Written request:
Reproduce the listing below without any change.

Data lines:
--*--

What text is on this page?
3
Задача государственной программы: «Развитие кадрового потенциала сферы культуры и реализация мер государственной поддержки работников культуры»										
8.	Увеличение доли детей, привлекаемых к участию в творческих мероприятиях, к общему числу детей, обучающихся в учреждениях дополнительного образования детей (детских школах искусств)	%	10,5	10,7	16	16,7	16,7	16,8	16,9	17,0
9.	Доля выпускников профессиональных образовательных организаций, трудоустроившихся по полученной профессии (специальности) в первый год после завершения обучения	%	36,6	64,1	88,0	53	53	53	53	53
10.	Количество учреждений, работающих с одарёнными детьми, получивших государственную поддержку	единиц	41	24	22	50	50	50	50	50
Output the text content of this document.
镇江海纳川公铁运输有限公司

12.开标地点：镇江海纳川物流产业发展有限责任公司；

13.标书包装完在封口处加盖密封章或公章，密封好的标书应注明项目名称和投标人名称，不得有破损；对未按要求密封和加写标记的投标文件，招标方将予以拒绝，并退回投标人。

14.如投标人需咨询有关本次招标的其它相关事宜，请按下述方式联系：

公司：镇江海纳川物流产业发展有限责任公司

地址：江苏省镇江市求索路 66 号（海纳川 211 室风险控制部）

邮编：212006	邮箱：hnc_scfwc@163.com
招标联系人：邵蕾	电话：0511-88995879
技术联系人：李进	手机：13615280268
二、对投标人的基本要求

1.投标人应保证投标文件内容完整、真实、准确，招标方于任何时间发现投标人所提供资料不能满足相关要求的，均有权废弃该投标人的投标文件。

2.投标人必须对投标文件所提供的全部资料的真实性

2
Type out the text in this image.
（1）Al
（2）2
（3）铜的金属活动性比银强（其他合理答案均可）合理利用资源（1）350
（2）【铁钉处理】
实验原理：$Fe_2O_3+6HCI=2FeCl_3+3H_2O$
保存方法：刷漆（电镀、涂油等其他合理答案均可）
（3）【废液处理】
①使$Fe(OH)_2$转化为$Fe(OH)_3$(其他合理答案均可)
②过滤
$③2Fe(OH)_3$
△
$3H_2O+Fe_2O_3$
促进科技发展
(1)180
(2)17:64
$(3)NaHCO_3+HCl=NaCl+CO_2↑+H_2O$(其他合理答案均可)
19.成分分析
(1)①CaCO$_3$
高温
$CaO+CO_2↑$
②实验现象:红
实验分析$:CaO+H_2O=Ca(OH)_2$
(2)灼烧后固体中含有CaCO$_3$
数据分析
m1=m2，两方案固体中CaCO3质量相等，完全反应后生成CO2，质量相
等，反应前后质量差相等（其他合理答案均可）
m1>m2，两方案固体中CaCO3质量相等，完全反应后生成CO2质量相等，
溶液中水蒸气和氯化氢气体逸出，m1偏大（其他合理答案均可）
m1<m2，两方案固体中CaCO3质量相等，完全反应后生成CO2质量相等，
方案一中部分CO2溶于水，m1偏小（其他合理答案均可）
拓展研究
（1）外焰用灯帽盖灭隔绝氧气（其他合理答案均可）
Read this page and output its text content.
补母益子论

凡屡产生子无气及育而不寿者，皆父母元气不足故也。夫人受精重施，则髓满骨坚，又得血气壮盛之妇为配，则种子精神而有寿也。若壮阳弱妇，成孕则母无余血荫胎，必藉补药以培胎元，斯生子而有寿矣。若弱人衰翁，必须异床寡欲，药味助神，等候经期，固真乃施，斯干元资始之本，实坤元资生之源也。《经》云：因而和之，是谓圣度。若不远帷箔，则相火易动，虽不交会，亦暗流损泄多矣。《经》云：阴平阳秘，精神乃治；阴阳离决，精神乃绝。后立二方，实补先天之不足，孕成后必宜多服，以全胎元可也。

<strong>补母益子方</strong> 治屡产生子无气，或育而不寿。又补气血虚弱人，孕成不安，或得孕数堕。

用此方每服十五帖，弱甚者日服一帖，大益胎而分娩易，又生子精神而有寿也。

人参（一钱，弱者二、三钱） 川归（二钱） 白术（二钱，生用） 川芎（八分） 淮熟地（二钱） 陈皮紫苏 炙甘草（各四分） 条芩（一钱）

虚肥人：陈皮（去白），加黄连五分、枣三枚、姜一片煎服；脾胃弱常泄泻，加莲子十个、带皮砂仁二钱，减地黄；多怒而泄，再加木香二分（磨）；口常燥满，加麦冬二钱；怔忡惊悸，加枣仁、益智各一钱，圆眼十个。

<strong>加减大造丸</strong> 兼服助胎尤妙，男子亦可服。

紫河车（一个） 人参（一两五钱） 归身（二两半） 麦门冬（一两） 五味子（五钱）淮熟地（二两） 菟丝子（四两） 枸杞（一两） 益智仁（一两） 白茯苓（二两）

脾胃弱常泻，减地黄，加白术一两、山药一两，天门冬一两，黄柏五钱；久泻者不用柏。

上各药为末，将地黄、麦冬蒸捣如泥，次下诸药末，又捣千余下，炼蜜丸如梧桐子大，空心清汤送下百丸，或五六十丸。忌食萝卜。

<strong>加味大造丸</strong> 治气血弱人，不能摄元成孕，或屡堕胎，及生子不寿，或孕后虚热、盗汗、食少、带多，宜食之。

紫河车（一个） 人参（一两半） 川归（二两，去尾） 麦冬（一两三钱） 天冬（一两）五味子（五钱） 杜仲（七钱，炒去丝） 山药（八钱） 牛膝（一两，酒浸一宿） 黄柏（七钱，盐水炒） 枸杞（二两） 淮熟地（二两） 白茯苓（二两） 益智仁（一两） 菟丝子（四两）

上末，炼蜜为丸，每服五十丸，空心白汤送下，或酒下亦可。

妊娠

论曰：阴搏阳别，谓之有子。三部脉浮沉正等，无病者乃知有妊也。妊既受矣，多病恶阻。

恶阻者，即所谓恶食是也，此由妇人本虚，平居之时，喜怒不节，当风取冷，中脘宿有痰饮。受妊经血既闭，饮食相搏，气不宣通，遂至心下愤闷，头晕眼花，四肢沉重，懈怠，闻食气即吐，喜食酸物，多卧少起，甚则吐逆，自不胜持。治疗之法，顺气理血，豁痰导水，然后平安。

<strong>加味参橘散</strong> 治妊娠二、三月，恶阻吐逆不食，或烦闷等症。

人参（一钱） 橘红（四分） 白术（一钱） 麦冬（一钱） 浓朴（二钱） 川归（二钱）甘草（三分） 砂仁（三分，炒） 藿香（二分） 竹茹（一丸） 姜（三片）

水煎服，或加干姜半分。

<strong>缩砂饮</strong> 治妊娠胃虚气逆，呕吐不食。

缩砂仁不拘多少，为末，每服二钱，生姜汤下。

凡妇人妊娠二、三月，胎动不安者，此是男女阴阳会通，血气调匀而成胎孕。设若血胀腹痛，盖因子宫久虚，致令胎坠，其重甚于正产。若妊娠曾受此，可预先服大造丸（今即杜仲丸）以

--*--

Expected answer:
What text is on this page?
3
Задача государственной программы: «Развитие кадрового потенциала сферы культуры и реализация мер государственной поддержки работников культуры»										
8.	Увеличение доли детей, привлекаемых к участию в творческих мероприятиях, к общему числу детей, обучающихся в учреждениях дополнительного образования детей (детских школах искусств)	%	10,5	10,7	16	16,7	16,7	16,8	16,9	17,0
9.	Доля выпускников профессиональных образовательных организаций, трудоустроившихся по полученной профессии (специальности) в первый год после завершения обучения	%	36,6	64,1	88,0	53	53	53	53	53
10.	Количество учреждений, работающих с одарёнными детьми, получивших государственную поддержку	единиц	41	24	22	50	50	50	50	50
Output the text content of this document.
镇江海纳川公铁运输有限公司

12.开标地点：镇江海纳川物流产业发展有限责任公司；

13.标书包装完在封口处加盖密封章或公章，密封好的标书应注明项目名称和投标人名称，不得有破损；对未按要求密封和加写标记的投标文件，招标方将予以拒绝，并退回投标人。

14.如投标人需咨询有关本次招标的其它相关事宜，请按下述方式联系：

公司：镇江海纳川物流产业发展有限责任公司

地址：江苏省镇江市求索路 66 号（海纳川 211 室风险控制部）

邮编：212006	邮箱：hnc_scfwc@163.com
招标联系人：邵蕾	电话：0511-88995879
技术联系人：李进	手机：13615280268
二、对投标人的基本要求

1.投标人应保证投标文件内容完整、真实、准确，招标方于任何时间发现投标人所提供资料不能满足相关要求的，均有权废弃该投标人的投标文件。

2.投标人必须对投标文件所提供的全部资料的真实性

2
Type out the text in this image.
（1）Al
（2）2
（3）铜的金属活动性比银强（其他合理答案均可）合理利用资源（1）350
（2）【铁钉处理】
实验原理：$Fe_2O_3+6HCI=2FeCl_3+3H_2O$
保存方法：刷漆（电镀、涂油等其他合理答案均可）
（3）【废液处理】
①使$Fe(OH)_2$转化为$Fe(OH)_3$(其他合理答案均可)
②过滤
$③2Fe(OH)_3$
△
$3H_2O+Fe_2O_3$
促进科技发展
(1)180
(2)17:64
$(3)NaHCO_3+HCl=NaCl+CO_2↑+H_2O$(其他合理答案均可)
19.成分分析
(1)①CaCO$_3$
高温
$CaO+CO_2↑$
②实验现象:红
实验分析$:CaO+H_2O=Ca(OH)_2$
(2)灼烧后固体中含有CaCO$_3$
数据分析
m1=m2，两方案固体中CaCO3质量相等，完全反应后生成CO2，质量相
等，反应前后质量差相等（其他合理答案均可）
m1>m2，两方案固体中CaCO3质量相等，完全反应后生成CO2质量相等，
溶液中水蒸气和氯化氢气体逸出，m1偏大（其他合理答案均可）
m1<m2，两方案固体中CaCO3质量相等，完全反应后生成CO2质量相等，
方案一中部分CO2溶于水，m1偏小（其他合理答案均可）
拓展研究
（1）外焰用灯帽盖灭隔绝氧气（其他合理答案均可）
Read this page and output its text content.
补母益子论

凡屡产生子无气及育而不寿者，皆父母元气不足故也。夫人受精重施，则髓满骨坚，又得血气壮盛之妇为配，则种子精神而有寿也。若壮阳弱妇，成孕则母无余血荫胎，必藉补药以培胎元，斯生子而有寿矣。若弱人衰翁，必须异床寡欲，药味助神，等候经期，固真乃施，斯干元资始之本，实坤元资生之源也。《经》云：因而和之，是谓圣度。若不远帷箔，则相火易动，虽不交会，亦暗流损泄多矣。《经》云：阴平阳秘，精神乃治；阴阳离决，精神乃绝。后立二方，实补先天之不足，孕成后必宜多服，以全胎元可也。

<strong>补母益子方</strong> 治屡产生子无气，或育而不寿。又补气血虚弱人，孕成不安，或得孕数堕。

用此方每服十五帖，弱甚者日服一帖，大益胎而分娩易，又生子精神而有寿也。

人参（一钱，弱者二、三钱） 川归（二钱） 白术（二钱，生用） 川芎（八分） 淮熟地（二钱） 陈皮紫苏 炙甘草（各四分） 条芩（一钱）

虚肥人：陈皮（去白），加黄连五分、枣三枚、姜一片煎服；脾胃弱常泄泻，加莲子十个、带皮砂仁二钱，减地黄；多怒而泄，再加木香二分（磨）；口常燥满，加麦冬二钱；怔忡惊悸，加枣仁、益智各一钱，圆眼十个。

<strong>加减大造丸</strong> 兼服助胎尤妙，男子亦可服。

紫河车（一个） 人参（一两五钱） 归身（二两半） 麦门冬（一两） 五味子（五钱）淮熟地（二两） 菟丝子（四两） 枸杞（一两） 益智仁（一两） 白茯苓（二两）

脾胃弱常泻，减地黄，加白术一两、山药一两，天门冬一两，黄柏五钱；久泻者不用柏。

上各药为末，将地黄、麦冬蒸捣如泥，次下诸药末，又捣千余下，炼蜜丸如梧桐子大，空心清汤送下百丸，或五六十丸。忌食萝卜。

<strong>加味大造丸</strong> 治气血弱人，不能摄元成孕，或屡堕胎，及生子不寿，或孕后虚热、盗汗、食少、带多，宜食之。

紫河车（一个） 人参（一两半） 川归（二两，去尾） 麦冬（一两三钱） 天冬（一两）五味子（五钱） 杜仲（七钱，炒去丝） 山药（八钱） 牛膝（一两，酒浸一宿） 黄柏（七钱，盐水炒） 枸杞（二两） 淮熟地（二两） 白茯苓（二两） 益智仁（一两） 菟丝子（四两）

上末，炼蜜为丸，每服五十丸，空心白汤送下，或酒下亦可。

妊娠

论曰：阴搏阳别，谓之有子。三部脉浮沉正等，无病者乃知有妊也。妊既受矣，多病恶阻。

恶阻者，即所谓恶食是也，此由妇人本虚，平居之时，喜怒不节，当风取冷，中脘宿有痰饮。受妊经血既闭，饮食相搏，气不宣通，遂至心下愤闷，头晕眼花，四肢沉重，懈怠，闻食气即吐，喜食酸物，多卧少起，甚则吐逆，自不胜持。治疗之法，顺气理血，豁痰导水，然后平安。

<strong>加味参橘散</strong> 治妊娠二、三月，恶阻吐逆不食，或烦闷等症。

人参（一钱） 橘红（四分） 白术（一钱） 麦冬（一钱） 浓朴（二钱） 川归（二钱）甘草（三分） 砂仁（三分，炒） 藿香（二分） 竹茹（一丸） 姜（三片）

水煎服，或加干姜半分。

<strong>缩砂饮</strong> 治妊娠胃虚气逆，呕吐不食。

缩砂仁不拘多少，为末，每服二钱，生姜汤下。

凡妇人妊娠二、三月，胎动不安者，此是男女阴阳会通，血气调匀而成胎孕。设若血胀腹痛，盖因子宫久虚，致令胎坠，其重甚于正产。若妊娠曾受此，可预先服大造丸（今即杜仲丸）以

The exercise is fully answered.